◆ The problem
Pick out each line of the records that includes the string "contestadas", and copy it.
►
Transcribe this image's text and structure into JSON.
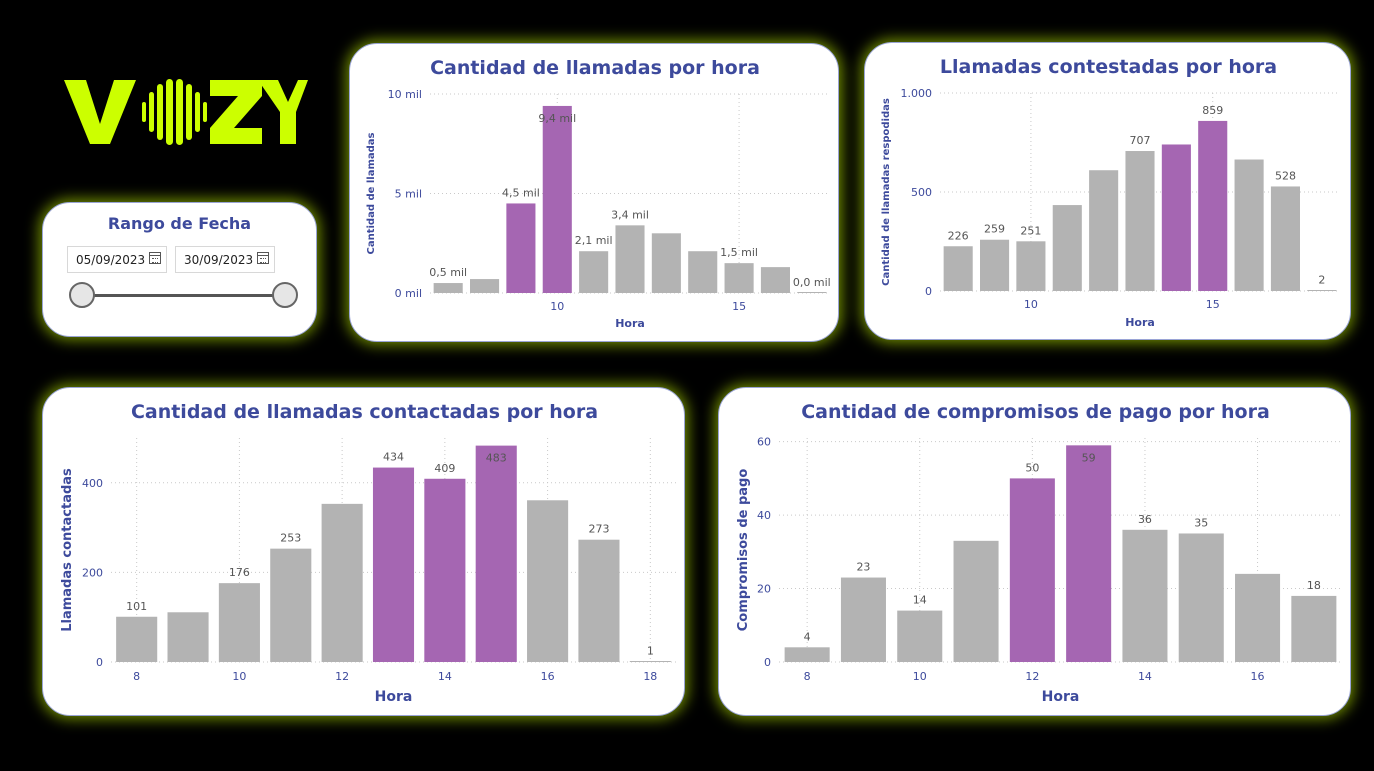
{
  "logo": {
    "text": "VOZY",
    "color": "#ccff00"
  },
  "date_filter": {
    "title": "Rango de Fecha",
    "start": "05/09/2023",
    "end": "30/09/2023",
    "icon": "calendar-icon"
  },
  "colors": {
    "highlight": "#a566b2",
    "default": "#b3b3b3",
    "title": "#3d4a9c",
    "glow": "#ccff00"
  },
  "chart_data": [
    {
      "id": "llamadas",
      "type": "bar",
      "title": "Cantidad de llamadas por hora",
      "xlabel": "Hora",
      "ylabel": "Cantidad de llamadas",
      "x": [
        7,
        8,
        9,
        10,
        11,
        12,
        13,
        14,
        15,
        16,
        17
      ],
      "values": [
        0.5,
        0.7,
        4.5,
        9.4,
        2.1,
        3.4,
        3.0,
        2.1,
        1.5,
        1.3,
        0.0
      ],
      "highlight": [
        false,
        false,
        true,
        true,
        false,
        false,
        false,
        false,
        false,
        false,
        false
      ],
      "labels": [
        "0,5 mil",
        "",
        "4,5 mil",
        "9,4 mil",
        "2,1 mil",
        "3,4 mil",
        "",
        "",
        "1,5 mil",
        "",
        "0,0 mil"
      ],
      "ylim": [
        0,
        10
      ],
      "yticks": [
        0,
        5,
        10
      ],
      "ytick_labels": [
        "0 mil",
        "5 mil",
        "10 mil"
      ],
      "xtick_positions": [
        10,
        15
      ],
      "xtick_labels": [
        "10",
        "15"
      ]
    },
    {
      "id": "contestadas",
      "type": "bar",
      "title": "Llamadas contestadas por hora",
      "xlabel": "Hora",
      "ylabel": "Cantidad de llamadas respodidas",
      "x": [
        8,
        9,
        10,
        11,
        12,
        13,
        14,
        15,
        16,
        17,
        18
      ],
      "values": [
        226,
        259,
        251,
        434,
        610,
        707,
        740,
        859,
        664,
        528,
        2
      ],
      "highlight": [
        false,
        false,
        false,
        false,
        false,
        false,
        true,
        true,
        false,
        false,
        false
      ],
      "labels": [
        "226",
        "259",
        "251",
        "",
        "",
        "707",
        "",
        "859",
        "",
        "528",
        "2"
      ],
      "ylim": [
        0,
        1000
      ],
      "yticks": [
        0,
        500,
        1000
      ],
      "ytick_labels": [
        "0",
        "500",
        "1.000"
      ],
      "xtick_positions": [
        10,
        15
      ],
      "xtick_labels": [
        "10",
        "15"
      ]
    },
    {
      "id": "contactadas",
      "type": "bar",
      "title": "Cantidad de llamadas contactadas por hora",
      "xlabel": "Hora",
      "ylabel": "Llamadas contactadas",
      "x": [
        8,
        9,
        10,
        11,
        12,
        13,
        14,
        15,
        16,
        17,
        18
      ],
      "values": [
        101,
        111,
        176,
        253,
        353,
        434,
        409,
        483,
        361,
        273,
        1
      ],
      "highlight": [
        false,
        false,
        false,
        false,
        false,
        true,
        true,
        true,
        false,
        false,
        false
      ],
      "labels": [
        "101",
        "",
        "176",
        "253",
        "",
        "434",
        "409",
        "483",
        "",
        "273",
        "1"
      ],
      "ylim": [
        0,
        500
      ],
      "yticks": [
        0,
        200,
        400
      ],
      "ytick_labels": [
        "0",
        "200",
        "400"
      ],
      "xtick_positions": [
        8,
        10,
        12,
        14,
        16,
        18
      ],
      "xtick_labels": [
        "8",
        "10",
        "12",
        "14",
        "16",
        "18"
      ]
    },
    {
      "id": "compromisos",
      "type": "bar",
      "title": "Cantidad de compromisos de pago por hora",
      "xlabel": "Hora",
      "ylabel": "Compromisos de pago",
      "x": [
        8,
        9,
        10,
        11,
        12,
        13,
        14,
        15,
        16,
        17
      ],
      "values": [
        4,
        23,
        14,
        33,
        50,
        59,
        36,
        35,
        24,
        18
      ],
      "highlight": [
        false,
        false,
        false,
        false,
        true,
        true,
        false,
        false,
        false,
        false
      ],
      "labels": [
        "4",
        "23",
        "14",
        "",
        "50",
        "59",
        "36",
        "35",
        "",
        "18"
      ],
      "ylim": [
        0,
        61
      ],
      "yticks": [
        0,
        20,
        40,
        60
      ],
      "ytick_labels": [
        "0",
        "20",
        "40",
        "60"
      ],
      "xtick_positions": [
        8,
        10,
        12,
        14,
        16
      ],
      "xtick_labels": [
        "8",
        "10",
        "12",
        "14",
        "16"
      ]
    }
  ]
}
◄
►
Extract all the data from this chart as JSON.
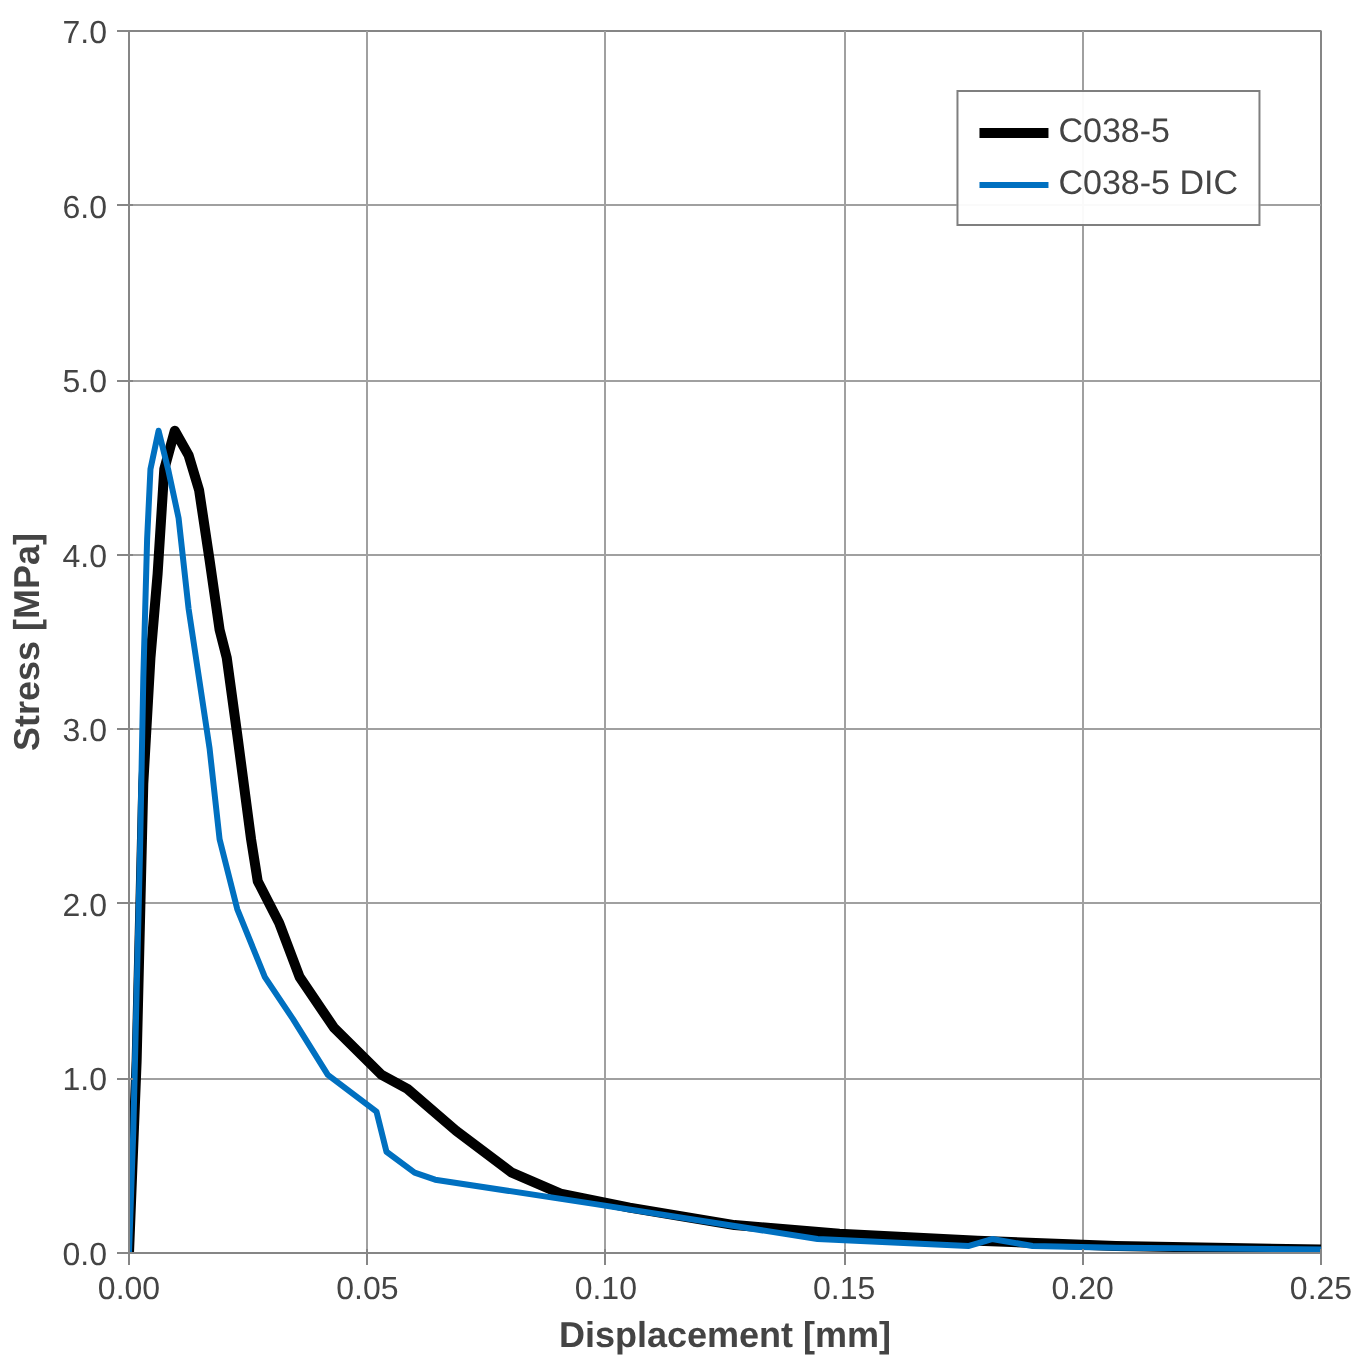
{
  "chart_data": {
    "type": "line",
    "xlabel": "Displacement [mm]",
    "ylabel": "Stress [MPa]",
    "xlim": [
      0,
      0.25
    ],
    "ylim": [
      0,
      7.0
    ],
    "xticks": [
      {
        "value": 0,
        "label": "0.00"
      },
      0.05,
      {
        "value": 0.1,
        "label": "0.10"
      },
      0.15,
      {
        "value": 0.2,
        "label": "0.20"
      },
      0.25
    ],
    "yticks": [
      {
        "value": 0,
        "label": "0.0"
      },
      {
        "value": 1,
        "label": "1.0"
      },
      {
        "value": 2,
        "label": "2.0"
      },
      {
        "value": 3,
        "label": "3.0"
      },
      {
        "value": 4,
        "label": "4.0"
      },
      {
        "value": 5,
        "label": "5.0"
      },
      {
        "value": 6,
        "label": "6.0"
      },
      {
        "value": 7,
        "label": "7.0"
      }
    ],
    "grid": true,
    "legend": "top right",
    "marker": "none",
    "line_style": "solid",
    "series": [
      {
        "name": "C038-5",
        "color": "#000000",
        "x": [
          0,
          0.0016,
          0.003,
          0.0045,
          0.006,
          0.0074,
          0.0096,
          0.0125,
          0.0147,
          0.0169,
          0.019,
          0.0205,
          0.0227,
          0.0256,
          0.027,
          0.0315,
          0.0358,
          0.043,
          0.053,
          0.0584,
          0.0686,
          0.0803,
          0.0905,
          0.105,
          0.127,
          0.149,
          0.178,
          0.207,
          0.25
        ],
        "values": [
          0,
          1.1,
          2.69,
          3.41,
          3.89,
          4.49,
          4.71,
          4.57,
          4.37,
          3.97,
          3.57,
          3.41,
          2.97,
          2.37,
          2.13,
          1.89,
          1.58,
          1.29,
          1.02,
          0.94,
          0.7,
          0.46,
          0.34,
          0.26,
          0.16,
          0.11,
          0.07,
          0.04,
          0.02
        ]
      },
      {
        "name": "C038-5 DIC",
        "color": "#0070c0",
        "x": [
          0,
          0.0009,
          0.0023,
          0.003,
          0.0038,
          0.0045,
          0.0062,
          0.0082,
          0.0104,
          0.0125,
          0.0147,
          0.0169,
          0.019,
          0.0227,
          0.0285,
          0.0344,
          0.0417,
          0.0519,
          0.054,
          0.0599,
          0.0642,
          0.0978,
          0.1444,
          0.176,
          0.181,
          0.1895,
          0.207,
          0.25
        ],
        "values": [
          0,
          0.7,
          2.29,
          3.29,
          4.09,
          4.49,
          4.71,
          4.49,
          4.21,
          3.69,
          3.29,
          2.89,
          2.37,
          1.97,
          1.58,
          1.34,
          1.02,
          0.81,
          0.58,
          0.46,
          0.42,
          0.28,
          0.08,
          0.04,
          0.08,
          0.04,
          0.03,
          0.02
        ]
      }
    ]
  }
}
◄
►
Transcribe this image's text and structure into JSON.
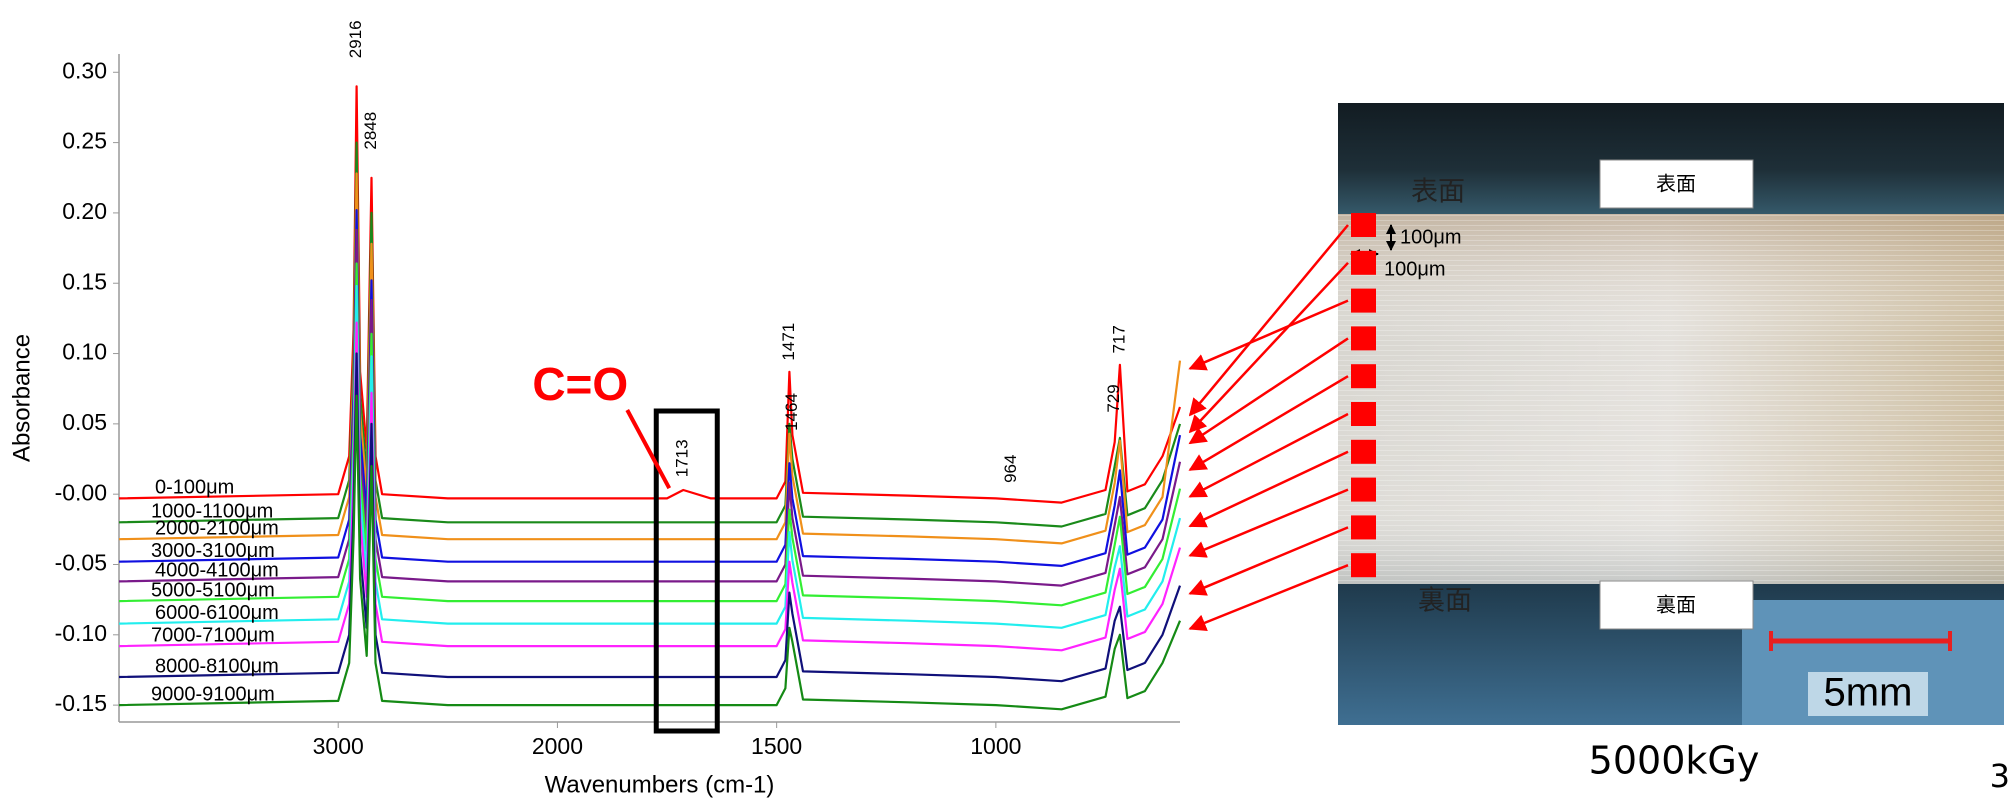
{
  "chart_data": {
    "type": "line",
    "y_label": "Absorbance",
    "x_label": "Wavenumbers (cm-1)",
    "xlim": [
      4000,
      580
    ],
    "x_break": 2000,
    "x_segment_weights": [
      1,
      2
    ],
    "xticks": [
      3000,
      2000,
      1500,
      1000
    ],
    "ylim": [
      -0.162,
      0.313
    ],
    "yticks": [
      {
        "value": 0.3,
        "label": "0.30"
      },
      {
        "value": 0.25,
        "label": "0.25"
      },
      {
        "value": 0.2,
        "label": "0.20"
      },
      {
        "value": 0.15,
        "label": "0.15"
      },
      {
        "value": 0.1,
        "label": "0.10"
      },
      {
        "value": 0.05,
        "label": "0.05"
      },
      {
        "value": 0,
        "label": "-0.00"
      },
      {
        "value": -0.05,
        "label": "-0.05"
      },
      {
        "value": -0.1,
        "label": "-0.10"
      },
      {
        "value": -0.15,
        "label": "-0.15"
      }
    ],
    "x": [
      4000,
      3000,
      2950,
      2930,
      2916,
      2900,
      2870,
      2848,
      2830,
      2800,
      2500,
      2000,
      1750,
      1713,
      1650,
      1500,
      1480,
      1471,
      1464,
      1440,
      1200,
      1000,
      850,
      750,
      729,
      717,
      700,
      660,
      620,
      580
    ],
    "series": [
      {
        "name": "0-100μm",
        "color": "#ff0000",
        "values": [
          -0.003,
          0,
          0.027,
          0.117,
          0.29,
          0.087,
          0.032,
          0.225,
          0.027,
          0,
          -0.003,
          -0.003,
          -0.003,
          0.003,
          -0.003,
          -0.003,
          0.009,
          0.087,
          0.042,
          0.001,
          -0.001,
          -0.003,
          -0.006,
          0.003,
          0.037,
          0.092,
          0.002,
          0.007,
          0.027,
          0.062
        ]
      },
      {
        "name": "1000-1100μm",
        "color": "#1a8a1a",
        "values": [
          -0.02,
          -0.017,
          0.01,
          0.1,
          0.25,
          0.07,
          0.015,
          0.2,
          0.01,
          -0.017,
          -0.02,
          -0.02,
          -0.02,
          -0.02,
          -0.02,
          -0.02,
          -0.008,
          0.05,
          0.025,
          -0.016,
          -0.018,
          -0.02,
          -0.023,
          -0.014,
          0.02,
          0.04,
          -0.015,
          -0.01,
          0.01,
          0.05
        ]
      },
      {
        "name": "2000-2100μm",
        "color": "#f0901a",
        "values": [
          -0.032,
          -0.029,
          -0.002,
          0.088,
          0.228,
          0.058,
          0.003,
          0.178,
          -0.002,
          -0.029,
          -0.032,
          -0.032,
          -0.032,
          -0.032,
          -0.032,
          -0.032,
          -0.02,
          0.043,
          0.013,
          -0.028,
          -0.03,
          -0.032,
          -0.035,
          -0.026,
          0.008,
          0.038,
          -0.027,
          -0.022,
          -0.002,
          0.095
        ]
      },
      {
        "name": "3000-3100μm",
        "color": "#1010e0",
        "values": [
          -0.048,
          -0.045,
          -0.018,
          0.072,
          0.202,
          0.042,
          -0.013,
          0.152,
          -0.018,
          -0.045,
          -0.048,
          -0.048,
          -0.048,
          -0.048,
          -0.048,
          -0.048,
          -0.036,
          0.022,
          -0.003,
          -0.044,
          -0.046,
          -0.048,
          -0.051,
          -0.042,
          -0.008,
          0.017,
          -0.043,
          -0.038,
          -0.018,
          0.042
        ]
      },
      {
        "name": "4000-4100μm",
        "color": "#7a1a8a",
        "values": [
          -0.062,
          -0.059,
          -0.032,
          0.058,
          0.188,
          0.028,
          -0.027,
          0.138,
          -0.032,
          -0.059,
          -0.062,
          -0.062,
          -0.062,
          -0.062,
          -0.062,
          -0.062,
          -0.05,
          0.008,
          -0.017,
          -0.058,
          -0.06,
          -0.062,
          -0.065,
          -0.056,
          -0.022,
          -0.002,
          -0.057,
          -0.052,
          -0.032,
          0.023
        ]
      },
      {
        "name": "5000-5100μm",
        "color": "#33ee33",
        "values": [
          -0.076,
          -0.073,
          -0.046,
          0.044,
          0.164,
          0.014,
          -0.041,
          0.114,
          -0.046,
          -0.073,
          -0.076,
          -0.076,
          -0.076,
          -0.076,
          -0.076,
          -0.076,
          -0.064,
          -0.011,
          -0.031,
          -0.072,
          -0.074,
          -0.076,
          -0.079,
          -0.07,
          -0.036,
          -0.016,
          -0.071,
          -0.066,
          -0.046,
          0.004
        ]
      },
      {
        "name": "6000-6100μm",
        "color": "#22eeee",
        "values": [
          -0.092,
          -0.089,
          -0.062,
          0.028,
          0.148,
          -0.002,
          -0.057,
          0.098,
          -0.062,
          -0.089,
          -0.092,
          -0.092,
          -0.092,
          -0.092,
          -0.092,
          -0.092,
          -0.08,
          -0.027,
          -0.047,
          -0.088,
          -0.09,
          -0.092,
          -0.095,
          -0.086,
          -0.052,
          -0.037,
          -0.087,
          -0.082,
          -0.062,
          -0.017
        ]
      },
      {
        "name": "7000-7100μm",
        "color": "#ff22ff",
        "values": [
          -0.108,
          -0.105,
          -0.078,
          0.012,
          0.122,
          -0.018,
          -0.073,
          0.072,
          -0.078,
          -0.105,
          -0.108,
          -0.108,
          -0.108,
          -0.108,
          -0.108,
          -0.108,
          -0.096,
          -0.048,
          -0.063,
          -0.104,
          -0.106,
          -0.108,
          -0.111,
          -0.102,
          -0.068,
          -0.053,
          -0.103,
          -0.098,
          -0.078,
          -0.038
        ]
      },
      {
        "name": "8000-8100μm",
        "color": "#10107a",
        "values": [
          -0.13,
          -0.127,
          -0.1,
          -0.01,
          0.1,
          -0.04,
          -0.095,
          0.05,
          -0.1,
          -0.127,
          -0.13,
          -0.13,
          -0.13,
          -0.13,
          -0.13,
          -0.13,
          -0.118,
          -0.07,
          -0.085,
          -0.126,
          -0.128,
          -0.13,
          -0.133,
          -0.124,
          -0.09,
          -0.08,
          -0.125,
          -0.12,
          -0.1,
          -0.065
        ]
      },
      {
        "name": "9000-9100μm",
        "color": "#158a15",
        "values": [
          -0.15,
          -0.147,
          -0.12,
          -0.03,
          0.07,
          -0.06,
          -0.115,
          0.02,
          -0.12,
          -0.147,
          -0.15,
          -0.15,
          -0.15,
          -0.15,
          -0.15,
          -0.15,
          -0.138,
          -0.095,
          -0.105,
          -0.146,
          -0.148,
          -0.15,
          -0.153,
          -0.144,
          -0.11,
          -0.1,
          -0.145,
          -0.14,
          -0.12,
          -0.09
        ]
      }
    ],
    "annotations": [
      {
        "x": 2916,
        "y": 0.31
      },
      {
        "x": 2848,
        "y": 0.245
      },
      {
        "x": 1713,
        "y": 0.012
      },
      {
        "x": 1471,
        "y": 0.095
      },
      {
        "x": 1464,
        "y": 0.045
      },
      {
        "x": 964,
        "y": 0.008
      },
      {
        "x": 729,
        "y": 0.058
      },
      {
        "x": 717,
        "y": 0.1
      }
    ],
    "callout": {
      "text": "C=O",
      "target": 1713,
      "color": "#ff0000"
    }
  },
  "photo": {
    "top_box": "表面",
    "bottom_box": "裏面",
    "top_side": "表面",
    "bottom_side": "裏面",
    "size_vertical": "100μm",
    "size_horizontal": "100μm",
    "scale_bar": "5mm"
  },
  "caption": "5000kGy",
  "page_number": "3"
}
◄
◆ Task answer
      "id": "contestadas",
      "title": "Llamadas contestadas por hora",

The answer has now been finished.